** Extracted data **
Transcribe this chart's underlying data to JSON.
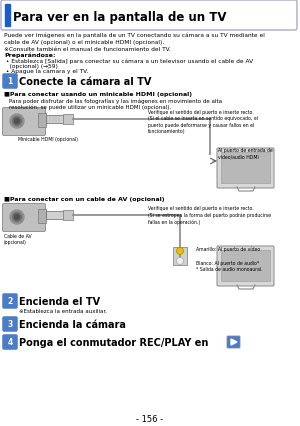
{
  "title": "Para ver en la pantalla de un TV",
  "bg_color": "#ffffff",
  "title_bar_color": "#1a5dc8",
  "intro_text": "Puede ver imágenes en la pantalla de un TV conectando su cámara a su TV mediante el\ncable de AV (opcional) o el minicable HDMI (opcional).\n※Consulte también el manual de funcionamiento del TV.",
  "prep_label": "Preparándose:",
  "prep_line1": " • Establezca [Salida] para conectar su cámara a un televisor usando el cable de AV",
  "prep_line2": "   (opcional) (→59)",
  "prep_line3": " • Apague la cámara y el TV.",
  "step1_text": "Conecte la cámara al TV",
  "hdmi_section": "■Para conectar usando un minicable HDMI (opcional)",
  "hdmi_desc1": "Para poder disfrutar de las fotografías y las imágenes en movimiento de alta",
  "hdmi_desc2": "resolución, se puede utilizar un minicable HDMI (opcional).",
  "hdmi_note1": "Verifique el sentido del puerto e inserte recto.\n(Si el cable se inserta en sentido equivocado, el\npuerto puede deformarse y causar fallos en el\nfuncionamiento)",
  "hdmi_note2": "Al puerto de entrada de video/audio HDMI",
  "hdmi_label": "Minicable HDMI (opcional)",
  "av_section": "■Para conectar con un cable de AV (opcional)",
  "av_note1": "Verifique el sentido del puerto e inserte recto.\n(Si se estropea la forma del puerto podrán producirse\nfallas en la operación.)",
  "av_note2": "Amarillo: Al puerto de vídeo",
  "av_note3": "Blanco: Al puerto de audio*\n* Salida de audio monoaural.",
  "av_label": "Cable de AV\n(opcional)",
  "step2_text": "Encienda el TV",
  "step2_sub": "※Establezca la entrada auxiliar.",
  "step3_text": "Encienda la cámara",
  "step4_text": "Ponga el conmutador REC/PLAY en",
  "page_num": "- 156 -",
  "step_color": "#4a7cc7"
}
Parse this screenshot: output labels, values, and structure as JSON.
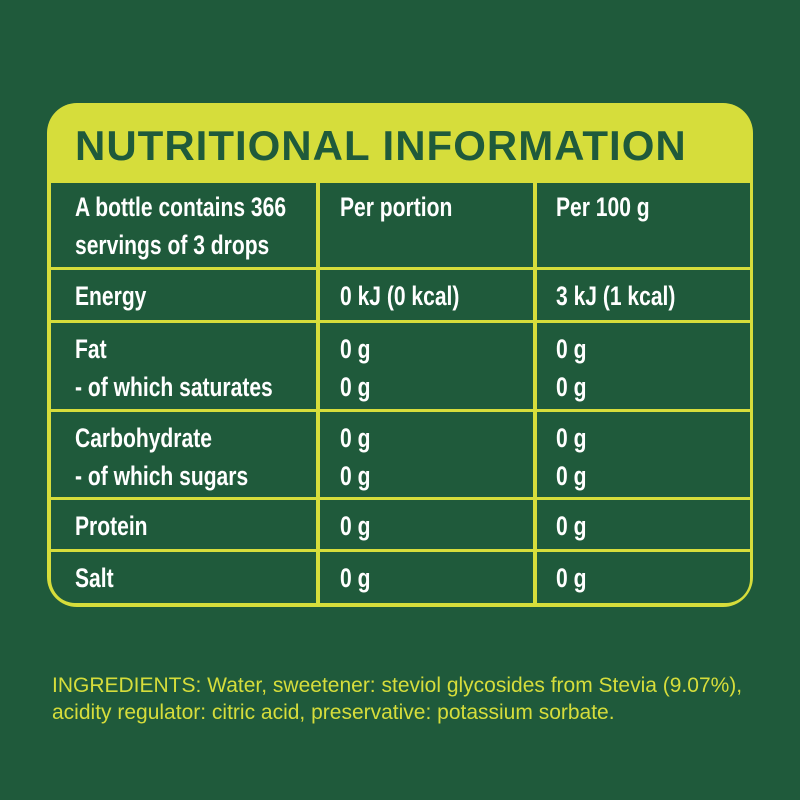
{
  "title": "NUTRITIONAL INFORMATION",
  "header": {
    "label_line1": "A bottle contains 366",
    "label_line2": "servings of 3 drops",
    "col1": "Per portion",
    "col2": "Per 100 g"
  },
  "rows": [
    {
      "lines": [
        "Energy"
      ],
      "portion": [
        "0 kJ (0 kcal)"
      ],
      "per100": [
        "3 kJ (1 kcal)"
      ]
    },
    {
      "lines": [
        "Fat",
        "- of which saturates"
      ],
      "portion": [
        "0 g",
        "0 g"
      ],
      "per100": [
        "0 g",
        "0 g"
      ]
    },
    {
      "lines": [
        "Carbohydrate",
        "- of which sugars"
      ],
      "portion": [
        "0 g",
        "0 g"
      ],
      "per100": [
        "0 g",
        "0 g"
      ]
    },
    {
      "lines": [
        "Protein"
      ],
      "portion": [
        "0 g"
      ],
      "per100": [
        "0 g"
      ]
    },
    {
      "lines": [
        "Salt"
      ],
      "portion": [
        "0 g"
      ],
      "per100": [
        "0 g"
      ]
    }
  ],
  "ingredients": "INGREDIENTS: Water, sweetener: steviol glycosides from Stevia (9.07%), acidity regulator: citric acid, preservative: potassium sorbate.",
  "colors": {
    "background": "#1f5a3b",
    "accent": "#d6dd3b"
  }
}
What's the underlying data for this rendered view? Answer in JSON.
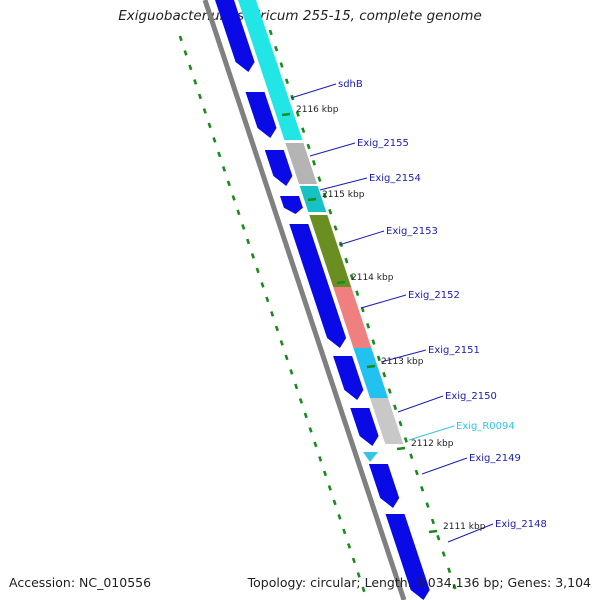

** What the exercise asks **
Copy out every line of the material above precisely, omitting the pictures.

** Written solution **
Transcribe this chart's underlying data to JSON.
{
  "title": "Para ver en la pantalla de un TV",
  "bg_color": "#ffffff",
  "title_bar_color": "#1a5dc8",
  "intro_text": "Puede ver imágenes en la pantalla de un TV conectando su cámara a su TV mediante el\ncable de AV (opcional) o el minicable HDMI (opcional).\n※Consulte también el manual de funcionamiento del TV.",
  "prep_label": "Preparándose:",
  "prep_line1": " • Establezca [Salida] para conectar su cámara a un televisor usando el cable de AV",
  "prep_line2": "   (opcional) (→59)",
  "prep_line3": " • Apague la cámara y el TV.",
  "step1_text": "Conecte la cámara al TV",
  "hdmi_section": "■Para conectar usando un minicable HDMI (opcional)",
  "hdmi_desc1": "Para poder disfrutar de las fotografías y las imágenes en movimiento de alta",
  "hdmi_desc2": "resolución, se puede utilizar un minicable HDMI (opcional).",
  "hdmi_note1": "Verifique el sentido del puerto e inserte recto.\n(Si el cable se inserta en sentido equivocado, el\npuerto puede deformarse y causar fallos en el\nfuncionamiento)",
  "hdmi_note2": "Al puerto de entrada de video/audio HDMI",
  "hdmi_label": "Minicable HDMI (opcional)",
  "av_section": "■Para conectar con un cable de AV (opcional)",
  "av_note1": "Verifique el sentido del puerto e inserte recto.\n(Si se estropea la forma del puerto podrán producirse\nfallas en la operación.)",
  "av_note2": "Amarillo: Al puerto de vídeo",
  "av_note3": "Blanco: Al puerto de audio*\n* Salida de audio monoaural.",
  "av_label": "Cable de AV\n(opcional)",
  "step2_text": "Encienda el TV",
  "step2_sub": "※Establezca la entrada auxiliar.",
  "step3_text": "Encienda la cámara",
  "step4_text": "Ponga el conmutador REC/PLAY en",
  "page_num": "- 156 -",
  "step_color": "#4a7cc7"
}
Parse this screenshot: output labels, values, and structure as JSON.
{
  "title": "NUTRITIONAL INFORMATION",
  "header": {
    "label_line1": "A bottle contains 366",
    "label_line2": "servings of 3 drops",
    "col1": "Per portion",
    "col2": "Per 100 g"
  },
  "rows": [
    {
      "lines": [
        "Energy"
      ],
      "portion": [
        "0 kJ (0 kcal)"
      ],
      "per100": [
        "3 kJ (1 kcal)"
      ]
    },
    {
      "lines": [
        "Fat",
        "- of which saturates"
      ],
      "portion": [
        "0 g",
        "0 g"
      ],
      "per100": [
        "0 g",
        "0 g"
      ]
    },
    {
      "lines": [
        "Carbohydrate",
        "- of which sugars"
      ],
      "portion": [
        "0 g",
        "0 g"
      ],
      "per100": [
        "0 g",
        "0 g"
      ]
    },
    {
      "lines": [
        "Protein"
      ],
      "portion": [
        "0 g"
      ],
      "per100": [
        "0 g"
      ]
    },
    {
      "lines": [
        "Salt"
      ],
      "portion": [
        "0 g"
      ],
      "per100": [
        "0 g"
      ]
    }
  ],
  "ingredients": "INGREDIENTS: Water, sweetener: steviol glycosides from Stevia (9.07%), acidity regulator: citric acid, preservative: potassium sorbate.",
  "colors": {
    "background": "#1f5a3b",
    "accent": "#d6dd3b"
  }
}
What's the underlying data for this rendered view? Answer in JSON.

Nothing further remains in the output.